DIRECTION:
Set down the whole listing verbatim.

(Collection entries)
╔══

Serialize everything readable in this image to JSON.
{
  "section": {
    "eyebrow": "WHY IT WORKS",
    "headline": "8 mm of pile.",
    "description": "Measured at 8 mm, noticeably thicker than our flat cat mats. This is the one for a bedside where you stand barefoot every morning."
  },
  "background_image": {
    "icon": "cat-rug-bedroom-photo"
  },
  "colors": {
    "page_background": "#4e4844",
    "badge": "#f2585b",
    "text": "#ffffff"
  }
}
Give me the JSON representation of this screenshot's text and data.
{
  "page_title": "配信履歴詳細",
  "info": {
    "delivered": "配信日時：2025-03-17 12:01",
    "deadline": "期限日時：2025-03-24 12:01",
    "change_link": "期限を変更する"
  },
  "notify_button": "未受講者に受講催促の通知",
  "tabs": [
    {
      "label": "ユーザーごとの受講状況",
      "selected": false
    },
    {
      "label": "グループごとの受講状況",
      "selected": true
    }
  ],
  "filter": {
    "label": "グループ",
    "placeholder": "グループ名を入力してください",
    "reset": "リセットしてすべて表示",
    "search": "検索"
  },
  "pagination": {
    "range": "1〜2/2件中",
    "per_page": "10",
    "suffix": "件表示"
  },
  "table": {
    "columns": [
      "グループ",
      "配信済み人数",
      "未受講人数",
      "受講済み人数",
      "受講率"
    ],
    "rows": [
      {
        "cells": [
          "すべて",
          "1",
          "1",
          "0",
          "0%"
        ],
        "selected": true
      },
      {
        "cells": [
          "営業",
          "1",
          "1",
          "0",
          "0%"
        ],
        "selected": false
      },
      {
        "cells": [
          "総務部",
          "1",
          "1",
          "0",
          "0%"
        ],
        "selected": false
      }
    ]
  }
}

╚══

CORRECT RESPONSE:
Serialize everything readable in this image to JSON.
{
  "section": {
    "eyebrow": "WHY IT WORKS",
    "headline": "8 mm of pile.",
    "description": "Measured at 8 mm, noticeably thicker than our flat cat mats. This is the one for a bedside where you stand barefoot every morning."
  },
  "background_image": {
    "icon": "cat-rug-bedroom-photo"
  },
  "colors": {
    "page_background": "#4e4844",
    "badge": "#f2585b",
    "text": "#ffffff"
  }
}
Give me the JSON representation of this screenshot's text and data.
{
  "page_title": "配信履歴詳細",
  "info": {
    "delivered": "配信日時：2025-03-17 12:01",
    "deadline": "期限日時：2025-03-24 12:01",
    "change_link": "期限を変更する"
  },
  "notify_button": "未受講者に受講催促の通知",
  "tabs": [
    {
      "label": "ユーザーごとの受講状況",
      "selected": false
    },
    {
      "label": "グループごとの受講状況",
      "selected": true
    }
  ],
  "filter": {
    "label": "グループ",
    "placeholder": "グループ名を入力してください",
    "reset": "リセットしてすべて表示",
    "search": "検索"
  },
  "pagination": {
    "range": "1〜2/2件中",
    "per_page": "10",
    "suffix": "件表示"
  },
  "table": {
    "columns": [
      "グループ",
      "配信済み人数",
      "未受講人数",
      "受講済み人数",
      "受講率"
    ],
    "rows": [
      {
        "cells": [
          "すべて",
          "1",
          "1",
          "0",
          "0%"
        ],
        "selected": true
      },
      {
        "cells": [
          "営業",
          "1",
          "1",
          "0",
          "0%"
        ],
        "selected": false
      },
      {
        "cells": [
          "総務部",
          "1",
          "1",
          "0",
          "0%"
        ],
        "selected": false
      }
    ]
  }
}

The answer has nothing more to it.